- _WHAT YOU NEED TO DO_
Extract all lines from the data beneath that include the word "values".

(Dataset items)

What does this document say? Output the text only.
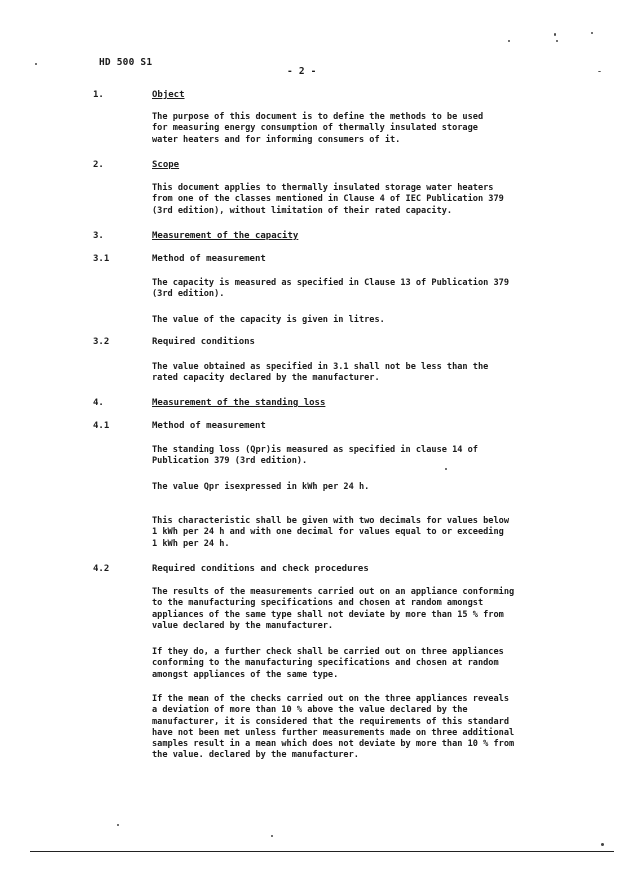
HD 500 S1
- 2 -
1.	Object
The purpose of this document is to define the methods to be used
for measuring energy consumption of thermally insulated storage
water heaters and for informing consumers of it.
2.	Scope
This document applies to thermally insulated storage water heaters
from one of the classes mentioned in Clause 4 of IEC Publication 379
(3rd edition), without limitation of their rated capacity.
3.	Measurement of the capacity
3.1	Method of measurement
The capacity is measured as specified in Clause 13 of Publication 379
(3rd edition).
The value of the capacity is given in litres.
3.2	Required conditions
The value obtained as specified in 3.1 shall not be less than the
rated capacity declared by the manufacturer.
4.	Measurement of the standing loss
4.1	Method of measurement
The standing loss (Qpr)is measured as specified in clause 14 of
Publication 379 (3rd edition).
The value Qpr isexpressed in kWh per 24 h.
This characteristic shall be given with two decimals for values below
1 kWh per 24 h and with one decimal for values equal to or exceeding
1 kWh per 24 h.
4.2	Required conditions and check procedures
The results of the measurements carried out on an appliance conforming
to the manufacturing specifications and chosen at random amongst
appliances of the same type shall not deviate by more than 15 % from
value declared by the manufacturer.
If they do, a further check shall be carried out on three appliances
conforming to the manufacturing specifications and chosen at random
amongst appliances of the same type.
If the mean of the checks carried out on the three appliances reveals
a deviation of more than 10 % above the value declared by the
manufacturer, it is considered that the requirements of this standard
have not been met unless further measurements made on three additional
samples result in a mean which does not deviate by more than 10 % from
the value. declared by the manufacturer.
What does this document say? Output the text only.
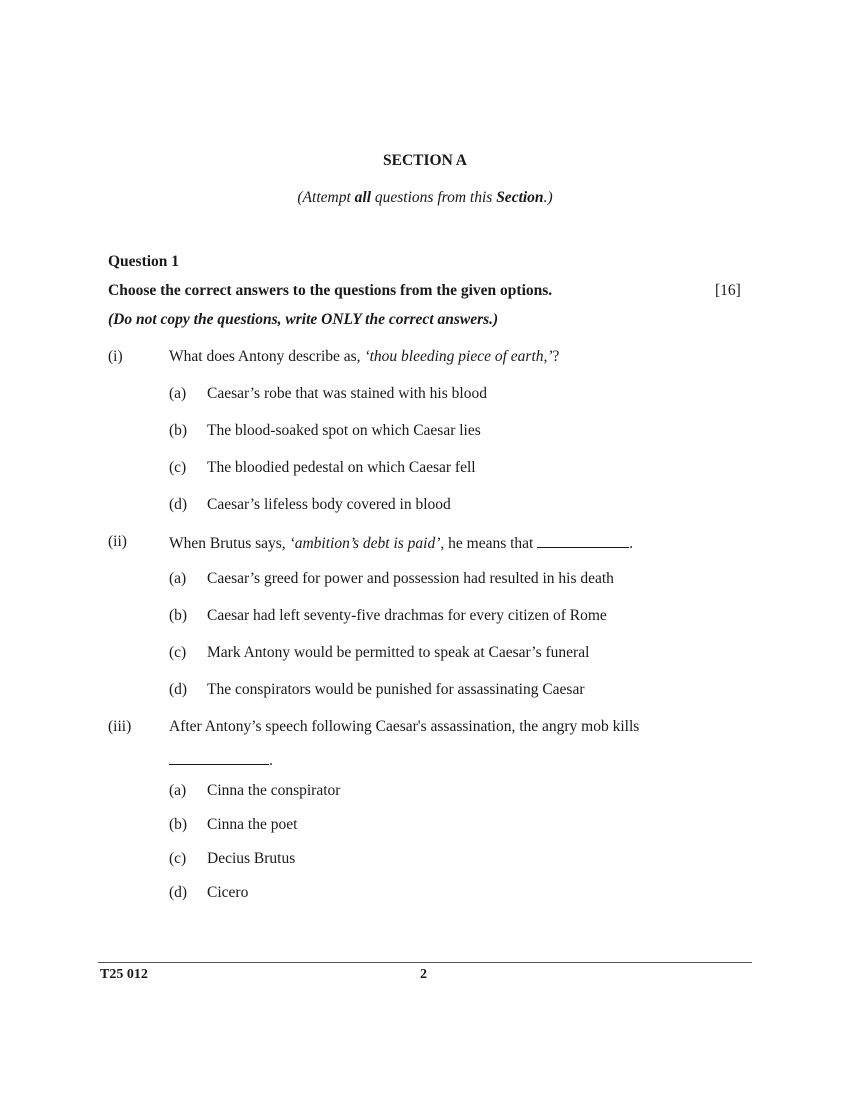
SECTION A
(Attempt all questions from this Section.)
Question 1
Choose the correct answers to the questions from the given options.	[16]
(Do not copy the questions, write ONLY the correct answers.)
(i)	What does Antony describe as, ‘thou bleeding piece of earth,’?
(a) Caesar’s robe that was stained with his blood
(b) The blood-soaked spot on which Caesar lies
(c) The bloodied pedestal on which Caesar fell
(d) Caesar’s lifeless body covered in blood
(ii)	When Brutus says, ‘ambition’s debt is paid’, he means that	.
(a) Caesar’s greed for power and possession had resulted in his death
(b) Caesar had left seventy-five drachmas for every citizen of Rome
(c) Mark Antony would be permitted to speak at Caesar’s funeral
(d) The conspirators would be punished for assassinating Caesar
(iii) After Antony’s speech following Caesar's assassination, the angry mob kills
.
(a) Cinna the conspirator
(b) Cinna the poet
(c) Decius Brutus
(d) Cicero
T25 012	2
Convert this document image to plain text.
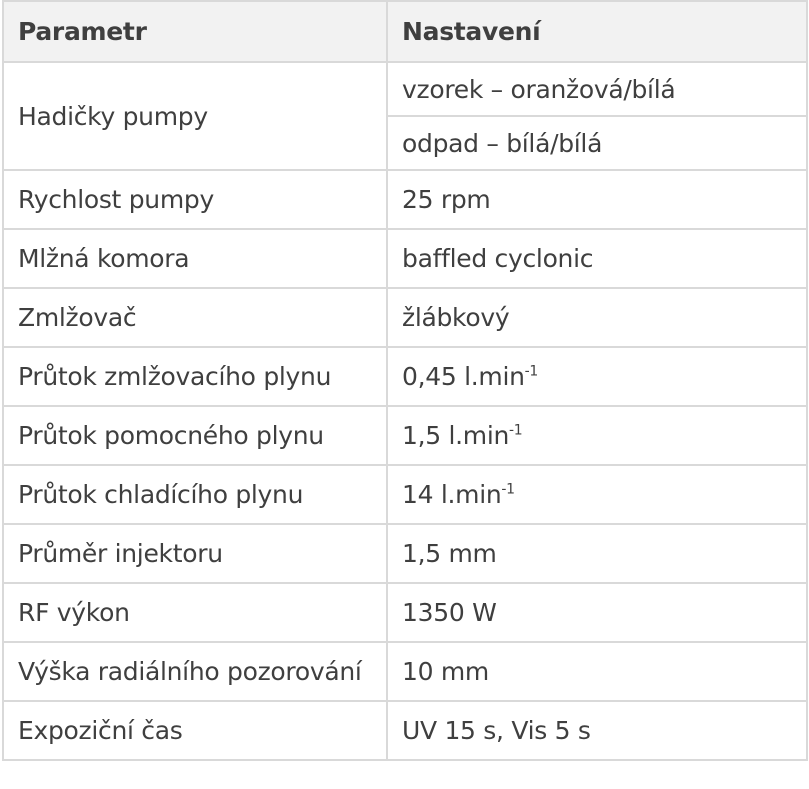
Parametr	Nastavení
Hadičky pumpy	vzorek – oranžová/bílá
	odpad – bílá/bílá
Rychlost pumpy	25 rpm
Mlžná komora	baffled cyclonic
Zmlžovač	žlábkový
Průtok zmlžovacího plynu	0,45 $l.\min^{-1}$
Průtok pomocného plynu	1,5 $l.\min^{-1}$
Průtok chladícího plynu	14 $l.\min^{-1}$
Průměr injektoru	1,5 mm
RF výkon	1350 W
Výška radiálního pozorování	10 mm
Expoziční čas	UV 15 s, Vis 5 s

- _SOLUTION TO THIS PROBLEM_
This characteristic shall be given with two decimals for values below
1 kWh per 24 h and with one decimal for values equal to or exceeding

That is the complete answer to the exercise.